Scan the material and copy every line in which "FIBERID" appears.

- - -

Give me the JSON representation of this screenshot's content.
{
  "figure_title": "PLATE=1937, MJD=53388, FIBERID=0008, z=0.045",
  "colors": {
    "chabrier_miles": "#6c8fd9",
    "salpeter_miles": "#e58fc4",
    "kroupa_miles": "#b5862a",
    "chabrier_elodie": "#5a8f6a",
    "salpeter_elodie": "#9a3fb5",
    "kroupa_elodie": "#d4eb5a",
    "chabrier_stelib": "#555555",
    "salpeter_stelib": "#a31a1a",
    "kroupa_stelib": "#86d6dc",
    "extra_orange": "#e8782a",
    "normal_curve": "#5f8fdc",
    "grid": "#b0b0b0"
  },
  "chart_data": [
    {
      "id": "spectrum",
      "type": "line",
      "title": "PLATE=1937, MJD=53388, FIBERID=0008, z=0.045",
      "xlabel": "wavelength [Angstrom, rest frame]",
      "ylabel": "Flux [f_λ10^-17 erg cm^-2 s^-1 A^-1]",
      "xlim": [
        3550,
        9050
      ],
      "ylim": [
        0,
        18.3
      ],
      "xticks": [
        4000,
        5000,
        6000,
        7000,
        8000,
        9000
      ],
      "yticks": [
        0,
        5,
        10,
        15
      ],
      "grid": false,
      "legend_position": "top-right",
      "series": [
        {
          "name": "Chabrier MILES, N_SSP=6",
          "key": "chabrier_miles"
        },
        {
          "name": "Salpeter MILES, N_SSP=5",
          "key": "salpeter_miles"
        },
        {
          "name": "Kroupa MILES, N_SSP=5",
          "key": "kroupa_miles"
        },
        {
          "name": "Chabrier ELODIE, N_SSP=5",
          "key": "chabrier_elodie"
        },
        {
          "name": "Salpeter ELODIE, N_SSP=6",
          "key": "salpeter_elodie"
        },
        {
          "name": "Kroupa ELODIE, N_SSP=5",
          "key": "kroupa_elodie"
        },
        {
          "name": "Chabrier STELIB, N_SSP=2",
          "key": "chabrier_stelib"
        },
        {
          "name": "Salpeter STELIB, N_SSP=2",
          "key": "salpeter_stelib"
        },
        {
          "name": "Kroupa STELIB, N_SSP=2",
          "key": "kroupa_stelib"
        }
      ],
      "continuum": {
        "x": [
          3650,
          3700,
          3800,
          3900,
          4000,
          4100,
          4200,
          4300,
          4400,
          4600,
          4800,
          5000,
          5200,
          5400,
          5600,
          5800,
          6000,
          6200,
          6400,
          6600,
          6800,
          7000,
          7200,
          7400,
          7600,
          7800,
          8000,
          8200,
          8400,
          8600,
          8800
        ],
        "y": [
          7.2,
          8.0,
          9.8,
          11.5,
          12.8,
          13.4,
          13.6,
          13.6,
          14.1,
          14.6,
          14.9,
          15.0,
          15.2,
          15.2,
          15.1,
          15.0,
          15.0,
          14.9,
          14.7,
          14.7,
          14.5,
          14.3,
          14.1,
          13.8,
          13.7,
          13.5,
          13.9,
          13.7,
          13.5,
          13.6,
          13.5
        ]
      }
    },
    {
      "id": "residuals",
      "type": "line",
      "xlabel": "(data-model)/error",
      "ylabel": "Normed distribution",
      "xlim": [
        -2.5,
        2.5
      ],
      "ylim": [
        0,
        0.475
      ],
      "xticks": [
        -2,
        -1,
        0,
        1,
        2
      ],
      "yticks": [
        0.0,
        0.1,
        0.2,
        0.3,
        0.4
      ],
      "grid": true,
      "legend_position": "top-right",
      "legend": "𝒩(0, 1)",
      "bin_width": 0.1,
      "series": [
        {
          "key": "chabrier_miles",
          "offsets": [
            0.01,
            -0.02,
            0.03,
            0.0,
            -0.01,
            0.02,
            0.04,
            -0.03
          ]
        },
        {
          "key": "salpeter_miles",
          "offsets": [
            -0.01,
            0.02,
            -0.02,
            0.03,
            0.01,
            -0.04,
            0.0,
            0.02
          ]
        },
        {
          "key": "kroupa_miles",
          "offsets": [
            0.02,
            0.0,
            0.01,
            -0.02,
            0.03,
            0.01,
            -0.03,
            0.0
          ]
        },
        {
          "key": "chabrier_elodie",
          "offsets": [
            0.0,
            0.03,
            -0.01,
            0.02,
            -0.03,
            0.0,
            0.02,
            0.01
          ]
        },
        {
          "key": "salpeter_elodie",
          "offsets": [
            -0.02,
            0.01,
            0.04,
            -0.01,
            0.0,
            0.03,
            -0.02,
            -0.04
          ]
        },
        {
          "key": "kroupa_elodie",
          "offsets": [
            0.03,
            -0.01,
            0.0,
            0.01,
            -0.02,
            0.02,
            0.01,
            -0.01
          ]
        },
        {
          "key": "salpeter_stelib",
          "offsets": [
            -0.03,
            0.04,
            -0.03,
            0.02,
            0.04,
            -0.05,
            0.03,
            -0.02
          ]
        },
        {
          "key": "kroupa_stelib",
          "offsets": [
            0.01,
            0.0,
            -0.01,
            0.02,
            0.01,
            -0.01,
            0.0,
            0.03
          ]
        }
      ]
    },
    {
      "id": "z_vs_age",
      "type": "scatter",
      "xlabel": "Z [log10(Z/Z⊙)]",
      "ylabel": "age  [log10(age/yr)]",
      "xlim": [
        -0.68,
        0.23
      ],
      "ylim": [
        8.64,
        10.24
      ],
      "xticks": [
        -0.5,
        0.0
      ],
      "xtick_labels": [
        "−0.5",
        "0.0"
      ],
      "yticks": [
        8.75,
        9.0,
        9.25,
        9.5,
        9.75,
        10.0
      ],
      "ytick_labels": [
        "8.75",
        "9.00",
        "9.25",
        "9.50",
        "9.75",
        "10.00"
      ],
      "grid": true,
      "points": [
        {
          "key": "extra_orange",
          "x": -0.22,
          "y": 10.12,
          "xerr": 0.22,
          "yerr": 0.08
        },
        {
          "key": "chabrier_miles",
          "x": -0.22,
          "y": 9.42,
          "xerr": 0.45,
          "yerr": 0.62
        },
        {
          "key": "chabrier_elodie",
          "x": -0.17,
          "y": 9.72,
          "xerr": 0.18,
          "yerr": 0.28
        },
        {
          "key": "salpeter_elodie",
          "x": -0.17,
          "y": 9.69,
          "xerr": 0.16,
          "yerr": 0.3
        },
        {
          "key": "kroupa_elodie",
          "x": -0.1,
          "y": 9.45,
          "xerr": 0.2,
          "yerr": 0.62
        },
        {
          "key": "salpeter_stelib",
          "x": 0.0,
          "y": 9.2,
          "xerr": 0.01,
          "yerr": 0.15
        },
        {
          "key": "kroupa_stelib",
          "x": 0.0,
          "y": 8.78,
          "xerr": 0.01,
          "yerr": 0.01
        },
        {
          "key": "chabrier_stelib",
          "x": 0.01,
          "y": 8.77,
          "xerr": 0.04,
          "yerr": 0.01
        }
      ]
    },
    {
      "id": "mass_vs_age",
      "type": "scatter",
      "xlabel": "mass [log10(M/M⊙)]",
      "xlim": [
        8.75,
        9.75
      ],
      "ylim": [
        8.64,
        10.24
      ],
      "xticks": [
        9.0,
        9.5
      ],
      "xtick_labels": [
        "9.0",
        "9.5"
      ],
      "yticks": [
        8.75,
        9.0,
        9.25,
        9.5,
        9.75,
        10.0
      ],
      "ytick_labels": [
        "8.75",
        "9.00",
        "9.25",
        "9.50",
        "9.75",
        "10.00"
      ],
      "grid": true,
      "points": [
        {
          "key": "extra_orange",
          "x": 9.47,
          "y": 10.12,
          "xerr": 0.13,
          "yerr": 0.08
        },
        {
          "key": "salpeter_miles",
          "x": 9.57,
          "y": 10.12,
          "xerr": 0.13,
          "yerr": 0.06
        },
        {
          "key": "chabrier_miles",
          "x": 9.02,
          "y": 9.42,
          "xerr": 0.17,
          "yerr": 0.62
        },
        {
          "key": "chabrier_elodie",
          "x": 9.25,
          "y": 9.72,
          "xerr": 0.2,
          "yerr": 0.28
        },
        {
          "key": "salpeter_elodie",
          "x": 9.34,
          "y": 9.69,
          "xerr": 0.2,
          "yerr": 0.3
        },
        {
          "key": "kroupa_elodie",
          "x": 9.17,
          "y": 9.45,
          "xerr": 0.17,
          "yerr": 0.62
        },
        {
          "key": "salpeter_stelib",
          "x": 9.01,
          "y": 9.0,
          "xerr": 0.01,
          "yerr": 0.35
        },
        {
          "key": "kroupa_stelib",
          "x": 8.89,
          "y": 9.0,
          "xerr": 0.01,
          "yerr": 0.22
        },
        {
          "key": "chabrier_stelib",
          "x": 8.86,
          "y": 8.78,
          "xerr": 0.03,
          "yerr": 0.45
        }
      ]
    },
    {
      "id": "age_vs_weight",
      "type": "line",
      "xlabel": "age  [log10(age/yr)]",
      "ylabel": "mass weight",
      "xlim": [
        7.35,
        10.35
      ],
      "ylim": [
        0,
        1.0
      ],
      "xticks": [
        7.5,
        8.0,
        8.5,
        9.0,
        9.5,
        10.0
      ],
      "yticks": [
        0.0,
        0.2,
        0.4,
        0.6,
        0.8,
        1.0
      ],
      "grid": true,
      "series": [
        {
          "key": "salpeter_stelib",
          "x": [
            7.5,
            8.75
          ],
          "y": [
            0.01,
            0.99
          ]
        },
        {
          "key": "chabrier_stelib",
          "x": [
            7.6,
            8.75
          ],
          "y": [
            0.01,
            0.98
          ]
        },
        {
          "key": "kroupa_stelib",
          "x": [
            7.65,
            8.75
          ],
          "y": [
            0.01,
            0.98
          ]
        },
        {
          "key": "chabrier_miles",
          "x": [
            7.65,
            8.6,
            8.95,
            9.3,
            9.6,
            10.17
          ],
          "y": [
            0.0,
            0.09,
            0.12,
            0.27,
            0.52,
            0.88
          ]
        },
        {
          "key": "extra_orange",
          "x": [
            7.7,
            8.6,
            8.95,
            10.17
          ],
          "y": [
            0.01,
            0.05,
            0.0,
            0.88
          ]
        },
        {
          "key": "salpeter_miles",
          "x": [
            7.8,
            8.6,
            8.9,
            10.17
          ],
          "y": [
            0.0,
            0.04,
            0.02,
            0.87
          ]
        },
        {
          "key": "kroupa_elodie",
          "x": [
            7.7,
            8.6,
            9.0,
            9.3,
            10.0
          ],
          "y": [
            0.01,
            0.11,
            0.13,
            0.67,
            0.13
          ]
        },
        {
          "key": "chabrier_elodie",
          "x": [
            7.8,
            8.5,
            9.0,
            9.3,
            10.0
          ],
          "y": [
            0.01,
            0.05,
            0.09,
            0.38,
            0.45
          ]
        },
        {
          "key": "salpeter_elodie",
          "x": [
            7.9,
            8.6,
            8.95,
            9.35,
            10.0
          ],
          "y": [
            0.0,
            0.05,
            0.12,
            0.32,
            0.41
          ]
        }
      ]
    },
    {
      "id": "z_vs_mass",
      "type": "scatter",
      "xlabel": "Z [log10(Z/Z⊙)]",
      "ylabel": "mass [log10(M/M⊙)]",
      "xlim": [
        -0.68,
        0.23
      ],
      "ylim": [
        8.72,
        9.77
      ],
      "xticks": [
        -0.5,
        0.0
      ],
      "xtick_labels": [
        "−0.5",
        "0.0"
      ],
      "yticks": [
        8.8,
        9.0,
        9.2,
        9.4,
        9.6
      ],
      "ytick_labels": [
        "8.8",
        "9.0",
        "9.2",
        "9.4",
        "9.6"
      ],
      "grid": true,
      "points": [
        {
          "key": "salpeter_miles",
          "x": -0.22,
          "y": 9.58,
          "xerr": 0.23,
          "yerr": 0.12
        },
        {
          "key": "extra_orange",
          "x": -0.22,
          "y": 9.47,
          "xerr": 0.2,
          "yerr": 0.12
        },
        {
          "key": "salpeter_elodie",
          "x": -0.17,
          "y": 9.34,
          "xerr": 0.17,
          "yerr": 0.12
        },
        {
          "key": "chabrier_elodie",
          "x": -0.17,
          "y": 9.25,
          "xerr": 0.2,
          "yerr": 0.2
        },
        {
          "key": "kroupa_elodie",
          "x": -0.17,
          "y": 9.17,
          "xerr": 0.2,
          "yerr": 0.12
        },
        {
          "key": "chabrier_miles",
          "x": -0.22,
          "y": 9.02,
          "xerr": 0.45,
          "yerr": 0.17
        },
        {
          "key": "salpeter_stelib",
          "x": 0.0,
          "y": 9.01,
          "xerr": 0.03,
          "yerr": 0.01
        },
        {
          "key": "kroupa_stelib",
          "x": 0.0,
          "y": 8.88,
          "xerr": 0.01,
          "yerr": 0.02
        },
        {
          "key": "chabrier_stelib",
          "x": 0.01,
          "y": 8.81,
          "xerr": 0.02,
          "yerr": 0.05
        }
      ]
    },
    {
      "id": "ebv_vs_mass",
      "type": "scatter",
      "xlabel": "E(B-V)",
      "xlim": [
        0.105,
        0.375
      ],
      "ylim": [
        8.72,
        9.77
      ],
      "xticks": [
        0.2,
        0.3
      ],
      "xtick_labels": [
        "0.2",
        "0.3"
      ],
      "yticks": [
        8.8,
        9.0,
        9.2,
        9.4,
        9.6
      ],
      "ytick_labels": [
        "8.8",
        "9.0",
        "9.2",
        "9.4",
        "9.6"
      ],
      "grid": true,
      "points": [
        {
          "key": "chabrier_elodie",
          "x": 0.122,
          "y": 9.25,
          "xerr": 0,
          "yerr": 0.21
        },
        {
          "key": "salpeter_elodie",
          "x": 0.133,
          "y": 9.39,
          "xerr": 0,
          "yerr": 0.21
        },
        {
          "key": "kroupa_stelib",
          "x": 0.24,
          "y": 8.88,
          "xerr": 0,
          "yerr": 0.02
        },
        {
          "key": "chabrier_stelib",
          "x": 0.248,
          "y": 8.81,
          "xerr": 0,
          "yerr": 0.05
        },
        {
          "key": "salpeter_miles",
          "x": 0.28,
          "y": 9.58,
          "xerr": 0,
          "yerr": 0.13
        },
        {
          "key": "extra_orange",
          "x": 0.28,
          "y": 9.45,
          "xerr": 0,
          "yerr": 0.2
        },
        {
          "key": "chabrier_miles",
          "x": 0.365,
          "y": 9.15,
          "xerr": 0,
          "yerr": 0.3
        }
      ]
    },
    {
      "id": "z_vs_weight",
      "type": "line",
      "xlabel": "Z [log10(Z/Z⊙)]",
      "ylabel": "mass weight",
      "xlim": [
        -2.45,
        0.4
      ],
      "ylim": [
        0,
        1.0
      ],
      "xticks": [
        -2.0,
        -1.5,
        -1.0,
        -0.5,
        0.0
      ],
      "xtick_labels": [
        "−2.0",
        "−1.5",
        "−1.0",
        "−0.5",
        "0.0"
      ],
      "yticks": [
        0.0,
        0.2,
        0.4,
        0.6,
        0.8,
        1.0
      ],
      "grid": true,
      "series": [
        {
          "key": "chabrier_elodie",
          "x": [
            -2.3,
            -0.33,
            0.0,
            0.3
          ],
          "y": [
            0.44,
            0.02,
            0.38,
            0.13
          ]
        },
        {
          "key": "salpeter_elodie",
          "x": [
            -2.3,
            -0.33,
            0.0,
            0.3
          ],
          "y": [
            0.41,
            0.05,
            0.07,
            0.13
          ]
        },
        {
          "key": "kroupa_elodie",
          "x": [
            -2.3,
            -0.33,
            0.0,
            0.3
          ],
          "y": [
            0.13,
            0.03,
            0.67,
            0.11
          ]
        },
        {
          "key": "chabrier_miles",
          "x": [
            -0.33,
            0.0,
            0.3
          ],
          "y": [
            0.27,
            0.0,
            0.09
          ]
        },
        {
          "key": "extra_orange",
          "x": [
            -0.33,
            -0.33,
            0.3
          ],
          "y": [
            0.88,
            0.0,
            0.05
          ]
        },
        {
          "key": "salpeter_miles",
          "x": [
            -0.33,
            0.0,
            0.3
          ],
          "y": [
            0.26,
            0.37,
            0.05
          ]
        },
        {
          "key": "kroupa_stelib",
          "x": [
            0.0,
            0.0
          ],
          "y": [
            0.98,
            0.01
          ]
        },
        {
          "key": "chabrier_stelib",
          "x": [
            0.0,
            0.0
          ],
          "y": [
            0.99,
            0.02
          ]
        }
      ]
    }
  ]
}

- - -

▶ [ANSWER FOR THIS EXERCISE]
  "figure_title": "PLATE=1937, MJD=53388, FIBERID=0008, z=0.045",
      "title": "PLATE=1937, MJD=53388, FIBERID=0008, z=0.045",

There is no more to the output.